>>>

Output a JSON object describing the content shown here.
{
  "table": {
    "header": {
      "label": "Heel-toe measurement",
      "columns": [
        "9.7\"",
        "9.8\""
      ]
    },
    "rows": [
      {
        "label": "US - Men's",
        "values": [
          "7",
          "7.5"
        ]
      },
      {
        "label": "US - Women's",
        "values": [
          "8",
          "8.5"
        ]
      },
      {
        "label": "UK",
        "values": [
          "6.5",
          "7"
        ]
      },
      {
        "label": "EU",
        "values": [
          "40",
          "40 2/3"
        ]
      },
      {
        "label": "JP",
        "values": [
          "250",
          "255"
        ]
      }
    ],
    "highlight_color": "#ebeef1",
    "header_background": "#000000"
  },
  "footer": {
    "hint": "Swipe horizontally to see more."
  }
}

<<<

▸ **PROBLEM TO WORK ON**
Output the records above in their entirety, exactly.

▸ **FULL SOLUTION**
Output a JSON object describing the content shown here.
{
  "table": {
    "header": {
      "label": "Heel-toe measurement",
      "columns": [
        "9.7\"",
        "9.8\""
      ]
    },
    "rows": [
      {
        "label": "US - Men's",
        "values": [
          "7",
          "7.5"
        ]
      },
      {
        "label": "US - Women's",
        "values": [
          "8",
          "8.5"
        ]
      },
      {
        "label": "UK",
        "values": [
          "6.5",
          "7"
        ]
      },
      {
        "label": "EU",
        "values": [
          "40",
          "40 2/3"
        ]
      },
      {
        "label": "JP",
        "values": [
          "250",
          "255"
        ]
      }
    ],
    "highlight_color": "#ebeef1",
    "header_background": "#000000"
  },
  "footer": {
    "hint": "Swipe horizontally to see more."
  }
}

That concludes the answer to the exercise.